╭─ Materials provided

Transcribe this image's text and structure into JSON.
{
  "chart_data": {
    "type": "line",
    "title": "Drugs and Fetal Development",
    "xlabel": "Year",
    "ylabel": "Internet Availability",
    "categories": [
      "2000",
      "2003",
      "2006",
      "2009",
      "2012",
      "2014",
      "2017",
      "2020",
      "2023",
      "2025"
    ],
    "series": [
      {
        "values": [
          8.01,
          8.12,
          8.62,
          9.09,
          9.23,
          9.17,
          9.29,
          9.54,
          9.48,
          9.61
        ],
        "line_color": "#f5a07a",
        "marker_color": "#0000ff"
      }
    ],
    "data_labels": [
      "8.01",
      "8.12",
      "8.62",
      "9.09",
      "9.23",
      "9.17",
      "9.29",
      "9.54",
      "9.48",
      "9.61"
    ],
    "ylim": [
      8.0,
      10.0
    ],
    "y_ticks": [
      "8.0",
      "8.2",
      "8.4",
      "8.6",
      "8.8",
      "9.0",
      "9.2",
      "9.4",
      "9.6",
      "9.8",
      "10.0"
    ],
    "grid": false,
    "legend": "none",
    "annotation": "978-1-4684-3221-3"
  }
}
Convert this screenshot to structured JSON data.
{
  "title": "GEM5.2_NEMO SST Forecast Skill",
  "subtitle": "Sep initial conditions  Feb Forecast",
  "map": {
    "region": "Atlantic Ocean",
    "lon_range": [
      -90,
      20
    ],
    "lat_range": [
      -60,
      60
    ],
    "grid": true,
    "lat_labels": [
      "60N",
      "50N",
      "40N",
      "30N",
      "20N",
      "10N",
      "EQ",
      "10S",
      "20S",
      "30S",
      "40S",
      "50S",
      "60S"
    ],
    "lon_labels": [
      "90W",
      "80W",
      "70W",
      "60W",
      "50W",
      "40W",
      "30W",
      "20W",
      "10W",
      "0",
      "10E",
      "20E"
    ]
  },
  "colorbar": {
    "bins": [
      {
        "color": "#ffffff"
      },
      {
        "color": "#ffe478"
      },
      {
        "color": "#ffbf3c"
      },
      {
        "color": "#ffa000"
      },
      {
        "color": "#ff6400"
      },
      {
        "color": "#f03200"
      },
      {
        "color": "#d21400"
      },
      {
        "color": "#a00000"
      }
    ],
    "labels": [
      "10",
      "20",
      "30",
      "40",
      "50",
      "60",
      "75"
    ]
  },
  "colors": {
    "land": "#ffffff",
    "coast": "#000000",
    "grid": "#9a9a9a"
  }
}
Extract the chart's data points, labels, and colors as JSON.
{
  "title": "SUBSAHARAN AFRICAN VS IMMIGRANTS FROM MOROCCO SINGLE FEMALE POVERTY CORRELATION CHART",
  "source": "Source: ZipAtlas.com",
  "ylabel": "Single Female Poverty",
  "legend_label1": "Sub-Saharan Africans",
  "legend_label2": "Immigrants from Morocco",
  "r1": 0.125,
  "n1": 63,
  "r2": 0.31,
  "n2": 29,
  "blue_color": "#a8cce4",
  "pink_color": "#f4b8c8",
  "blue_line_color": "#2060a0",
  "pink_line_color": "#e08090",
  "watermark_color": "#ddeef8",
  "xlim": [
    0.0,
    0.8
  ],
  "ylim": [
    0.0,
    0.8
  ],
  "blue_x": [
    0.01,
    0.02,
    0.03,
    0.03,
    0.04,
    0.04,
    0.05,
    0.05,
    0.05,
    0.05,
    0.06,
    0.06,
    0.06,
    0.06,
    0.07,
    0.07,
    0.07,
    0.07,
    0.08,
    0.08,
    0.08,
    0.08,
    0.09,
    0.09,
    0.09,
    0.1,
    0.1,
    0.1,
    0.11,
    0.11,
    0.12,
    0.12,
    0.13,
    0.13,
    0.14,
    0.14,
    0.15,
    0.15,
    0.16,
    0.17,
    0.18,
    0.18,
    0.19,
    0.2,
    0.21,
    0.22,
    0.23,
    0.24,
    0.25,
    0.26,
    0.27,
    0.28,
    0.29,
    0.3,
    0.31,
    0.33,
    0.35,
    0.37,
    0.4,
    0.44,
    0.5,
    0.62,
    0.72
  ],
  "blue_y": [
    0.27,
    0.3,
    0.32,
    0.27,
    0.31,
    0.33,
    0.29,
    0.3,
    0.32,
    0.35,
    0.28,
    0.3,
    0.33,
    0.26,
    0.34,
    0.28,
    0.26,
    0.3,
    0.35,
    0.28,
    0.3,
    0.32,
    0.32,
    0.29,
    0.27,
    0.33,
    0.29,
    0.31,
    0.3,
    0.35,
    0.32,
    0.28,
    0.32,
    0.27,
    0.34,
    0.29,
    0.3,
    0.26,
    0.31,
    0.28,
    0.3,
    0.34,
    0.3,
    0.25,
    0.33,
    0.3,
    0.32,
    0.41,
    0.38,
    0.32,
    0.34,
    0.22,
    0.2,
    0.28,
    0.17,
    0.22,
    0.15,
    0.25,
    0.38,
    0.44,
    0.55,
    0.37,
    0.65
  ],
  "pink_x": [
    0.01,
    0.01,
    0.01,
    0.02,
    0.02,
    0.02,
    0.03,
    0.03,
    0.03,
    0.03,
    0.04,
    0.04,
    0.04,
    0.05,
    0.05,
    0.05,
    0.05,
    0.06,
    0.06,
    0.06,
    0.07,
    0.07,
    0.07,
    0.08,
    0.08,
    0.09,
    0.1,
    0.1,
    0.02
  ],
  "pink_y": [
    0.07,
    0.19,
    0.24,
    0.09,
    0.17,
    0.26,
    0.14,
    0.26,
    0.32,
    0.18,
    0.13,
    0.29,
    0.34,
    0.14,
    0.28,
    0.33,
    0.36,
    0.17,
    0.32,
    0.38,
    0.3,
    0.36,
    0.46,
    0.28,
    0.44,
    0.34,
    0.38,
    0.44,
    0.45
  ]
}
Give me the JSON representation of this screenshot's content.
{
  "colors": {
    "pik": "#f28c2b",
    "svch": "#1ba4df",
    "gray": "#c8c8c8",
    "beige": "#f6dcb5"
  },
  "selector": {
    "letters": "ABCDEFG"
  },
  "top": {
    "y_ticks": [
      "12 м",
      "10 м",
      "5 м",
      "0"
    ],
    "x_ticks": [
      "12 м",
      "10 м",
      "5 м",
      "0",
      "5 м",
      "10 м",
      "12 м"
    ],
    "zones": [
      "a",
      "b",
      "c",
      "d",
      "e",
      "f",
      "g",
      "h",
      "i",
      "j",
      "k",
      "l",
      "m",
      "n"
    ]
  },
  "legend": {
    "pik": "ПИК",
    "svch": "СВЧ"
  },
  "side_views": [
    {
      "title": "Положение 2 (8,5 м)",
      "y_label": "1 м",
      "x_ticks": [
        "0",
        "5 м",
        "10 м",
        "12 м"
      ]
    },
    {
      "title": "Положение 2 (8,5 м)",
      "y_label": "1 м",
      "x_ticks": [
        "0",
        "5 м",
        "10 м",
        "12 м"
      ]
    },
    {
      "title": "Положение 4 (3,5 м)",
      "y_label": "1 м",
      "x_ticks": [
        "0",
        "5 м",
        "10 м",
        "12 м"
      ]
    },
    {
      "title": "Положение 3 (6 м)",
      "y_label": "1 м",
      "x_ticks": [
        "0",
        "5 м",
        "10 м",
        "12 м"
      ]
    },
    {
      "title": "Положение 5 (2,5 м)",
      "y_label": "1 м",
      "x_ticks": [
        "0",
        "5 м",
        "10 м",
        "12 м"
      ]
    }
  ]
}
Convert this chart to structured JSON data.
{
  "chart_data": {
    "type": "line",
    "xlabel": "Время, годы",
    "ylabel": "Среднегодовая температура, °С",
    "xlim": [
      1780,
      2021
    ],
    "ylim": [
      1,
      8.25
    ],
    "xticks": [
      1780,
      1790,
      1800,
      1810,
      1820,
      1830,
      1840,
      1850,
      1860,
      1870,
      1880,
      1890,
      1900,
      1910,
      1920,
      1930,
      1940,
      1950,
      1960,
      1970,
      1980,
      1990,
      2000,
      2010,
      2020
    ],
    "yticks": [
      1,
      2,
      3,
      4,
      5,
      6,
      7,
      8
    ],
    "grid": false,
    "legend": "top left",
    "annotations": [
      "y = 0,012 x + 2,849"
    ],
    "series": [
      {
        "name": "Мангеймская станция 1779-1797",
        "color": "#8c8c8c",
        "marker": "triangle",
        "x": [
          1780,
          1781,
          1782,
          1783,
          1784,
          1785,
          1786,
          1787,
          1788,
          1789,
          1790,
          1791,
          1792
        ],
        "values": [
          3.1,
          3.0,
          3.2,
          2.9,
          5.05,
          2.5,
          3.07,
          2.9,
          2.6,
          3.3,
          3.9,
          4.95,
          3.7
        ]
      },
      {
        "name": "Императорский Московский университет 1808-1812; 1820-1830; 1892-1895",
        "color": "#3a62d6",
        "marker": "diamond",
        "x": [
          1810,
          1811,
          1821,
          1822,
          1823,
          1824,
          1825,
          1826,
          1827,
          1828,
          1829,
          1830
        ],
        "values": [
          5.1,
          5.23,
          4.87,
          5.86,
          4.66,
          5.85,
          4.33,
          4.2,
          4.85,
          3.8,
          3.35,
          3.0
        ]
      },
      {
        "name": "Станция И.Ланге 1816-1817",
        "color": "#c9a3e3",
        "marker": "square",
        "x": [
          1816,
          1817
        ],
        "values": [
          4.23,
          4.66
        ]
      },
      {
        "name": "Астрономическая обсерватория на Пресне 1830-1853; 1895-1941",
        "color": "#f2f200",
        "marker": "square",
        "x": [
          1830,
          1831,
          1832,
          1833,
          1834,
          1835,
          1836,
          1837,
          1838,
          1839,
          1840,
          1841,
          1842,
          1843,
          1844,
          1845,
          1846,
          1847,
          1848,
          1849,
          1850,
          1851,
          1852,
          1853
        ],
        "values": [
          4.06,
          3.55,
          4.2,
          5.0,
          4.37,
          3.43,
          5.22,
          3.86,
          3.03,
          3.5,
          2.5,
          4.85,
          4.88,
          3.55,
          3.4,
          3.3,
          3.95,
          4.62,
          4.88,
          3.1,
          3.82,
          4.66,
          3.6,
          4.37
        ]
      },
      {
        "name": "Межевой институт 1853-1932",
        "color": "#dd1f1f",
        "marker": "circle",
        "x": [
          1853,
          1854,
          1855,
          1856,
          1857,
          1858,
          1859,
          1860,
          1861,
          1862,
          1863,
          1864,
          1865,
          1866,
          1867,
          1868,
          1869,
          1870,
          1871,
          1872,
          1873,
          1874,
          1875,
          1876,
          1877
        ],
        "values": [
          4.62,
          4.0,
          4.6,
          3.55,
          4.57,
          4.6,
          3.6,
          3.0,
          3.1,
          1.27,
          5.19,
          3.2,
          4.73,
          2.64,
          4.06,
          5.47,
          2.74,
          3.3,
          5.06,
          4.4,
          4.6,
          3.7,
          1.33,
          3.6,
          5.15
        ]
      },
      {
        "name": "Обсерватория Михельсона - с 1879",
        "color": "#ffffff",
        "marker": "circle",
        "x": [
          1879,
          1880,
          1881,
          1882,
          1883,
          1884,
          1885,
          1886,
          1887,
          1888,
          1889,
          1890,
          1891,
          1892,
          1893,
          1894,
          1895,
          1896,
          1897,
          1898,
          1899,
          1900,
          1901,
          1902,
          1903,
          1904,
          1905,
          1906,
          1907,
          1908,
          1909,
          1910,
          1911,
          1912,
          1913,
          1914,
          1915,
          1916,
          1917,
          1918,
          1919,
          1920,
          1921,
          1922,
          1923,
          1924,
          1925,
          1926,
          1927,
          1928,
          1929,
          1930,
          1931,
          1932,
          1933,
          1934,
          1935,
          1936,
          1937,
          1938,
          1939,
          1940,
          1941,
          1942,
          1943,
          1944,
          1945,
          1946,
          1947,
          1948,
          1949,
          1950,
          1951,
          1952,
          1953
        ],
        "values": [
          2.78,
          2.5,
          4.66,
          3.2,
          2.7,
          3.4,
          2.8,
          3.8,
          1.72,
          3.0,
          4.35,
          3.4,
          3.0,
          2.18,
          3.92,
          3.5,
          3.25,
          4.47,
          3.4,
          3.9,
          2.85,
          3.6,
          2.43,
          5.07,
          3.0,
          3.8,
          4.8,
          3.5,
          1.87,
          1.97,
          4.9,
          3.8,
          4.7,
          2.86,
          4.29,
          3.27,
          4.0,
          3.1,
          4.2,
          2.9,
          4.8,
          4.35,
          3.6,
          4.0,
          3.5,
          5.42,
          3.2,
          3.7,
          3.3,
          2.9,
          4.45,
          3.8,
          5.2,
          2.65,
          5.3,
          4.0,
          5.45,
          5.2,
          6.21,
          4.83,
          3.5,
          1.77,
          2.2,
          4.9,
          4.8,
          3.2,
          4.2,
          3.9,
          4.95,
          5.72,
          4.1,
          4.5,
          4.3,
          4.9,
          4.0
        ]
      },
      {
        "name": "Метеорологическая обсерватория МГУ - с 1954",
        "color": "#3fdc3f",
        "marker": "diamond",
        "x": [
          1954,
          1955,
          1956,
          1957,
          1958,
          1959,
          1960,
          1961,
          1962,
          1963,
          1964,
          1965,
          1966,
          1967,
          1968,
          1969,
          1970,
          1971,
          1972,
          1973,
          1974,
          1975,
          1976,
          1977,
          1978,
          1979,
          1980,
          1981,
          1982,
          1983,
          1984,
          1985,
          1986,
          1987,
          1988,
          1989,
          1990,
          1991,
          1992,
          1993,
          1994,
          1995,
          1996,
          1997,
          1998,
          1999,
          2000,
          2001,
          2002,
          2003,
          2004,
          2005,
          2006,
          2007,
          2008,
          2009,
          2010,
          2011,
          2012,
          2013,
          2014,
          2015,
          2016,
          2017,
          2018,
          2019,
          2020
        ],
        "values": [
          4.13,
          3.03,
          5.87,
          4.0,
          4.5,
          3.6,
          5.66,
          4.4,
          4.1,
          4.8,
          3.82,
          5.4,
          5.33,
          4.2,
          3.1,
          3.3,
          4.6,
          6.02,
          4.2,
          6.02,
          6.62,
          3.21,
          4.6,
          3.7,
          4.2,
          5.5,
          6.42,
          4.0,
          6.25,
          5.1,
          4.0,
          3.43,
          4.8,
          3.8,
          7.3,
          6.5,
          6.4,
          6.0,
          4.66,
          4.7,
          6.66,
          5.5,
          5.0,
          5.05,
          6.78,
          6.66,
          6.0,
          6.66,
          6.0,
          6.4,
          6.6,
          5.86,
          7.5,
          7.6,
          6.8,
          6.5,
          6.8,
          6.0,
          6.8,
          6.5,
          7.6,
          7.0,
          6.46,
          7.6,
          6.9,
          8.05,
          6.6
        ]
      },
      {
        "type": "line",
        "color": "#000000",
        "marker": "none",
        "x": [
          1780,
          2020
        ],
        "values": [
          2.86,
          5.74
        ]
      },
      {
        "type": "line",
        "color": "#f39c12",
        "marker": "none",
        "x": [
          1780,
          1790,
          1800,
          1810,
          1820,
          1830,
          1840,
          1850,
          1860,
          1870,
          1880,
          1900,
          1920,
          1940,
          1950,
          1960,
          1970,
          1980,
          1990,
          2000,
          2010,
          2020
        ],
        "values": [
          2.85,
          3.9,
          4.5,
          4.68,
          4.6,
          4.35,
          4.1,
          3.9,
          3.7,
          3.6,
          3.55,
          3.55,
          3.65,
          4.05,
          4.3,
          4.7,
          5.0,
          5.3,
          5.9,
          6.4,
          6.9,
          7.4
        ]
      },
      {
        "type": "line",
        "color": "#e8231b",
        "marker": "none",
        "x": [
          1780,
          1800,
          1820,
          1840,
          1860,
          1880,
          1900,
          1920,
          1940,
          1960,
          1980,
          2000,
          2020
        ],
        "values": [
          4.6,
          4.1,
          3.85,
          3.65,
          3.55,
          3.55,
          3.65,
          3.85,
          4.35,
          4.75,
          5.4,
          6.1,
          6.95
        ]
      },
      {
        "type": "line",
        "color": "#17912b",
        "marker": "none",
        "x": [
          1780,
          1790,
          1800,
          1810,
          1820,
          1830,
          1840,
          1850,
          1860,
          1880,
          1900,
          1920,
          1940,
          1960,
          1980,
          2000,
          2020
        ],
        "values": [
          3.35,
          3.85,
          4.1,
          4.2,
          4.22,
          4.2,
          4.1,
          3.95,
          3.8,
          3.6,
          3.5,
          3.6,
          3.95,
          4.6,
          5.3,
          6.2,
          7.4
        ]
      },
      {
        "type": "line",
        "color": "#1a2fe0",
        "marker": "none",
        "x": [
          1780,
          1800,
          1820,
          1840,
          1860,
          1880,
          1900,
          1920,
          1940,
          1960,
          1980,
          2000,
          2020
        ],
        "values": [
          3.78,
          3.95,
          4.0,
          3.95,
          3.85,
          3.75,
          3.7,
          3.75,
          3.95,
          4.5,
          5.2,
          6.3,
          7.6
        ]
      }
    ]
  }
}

╰─

Identify every line where the string "Forecast" appears.

  "title": "GEM5.2_NEMO SST Forecast Skill",
  "subtitle": "Sep initial conditions  Feb Forecast",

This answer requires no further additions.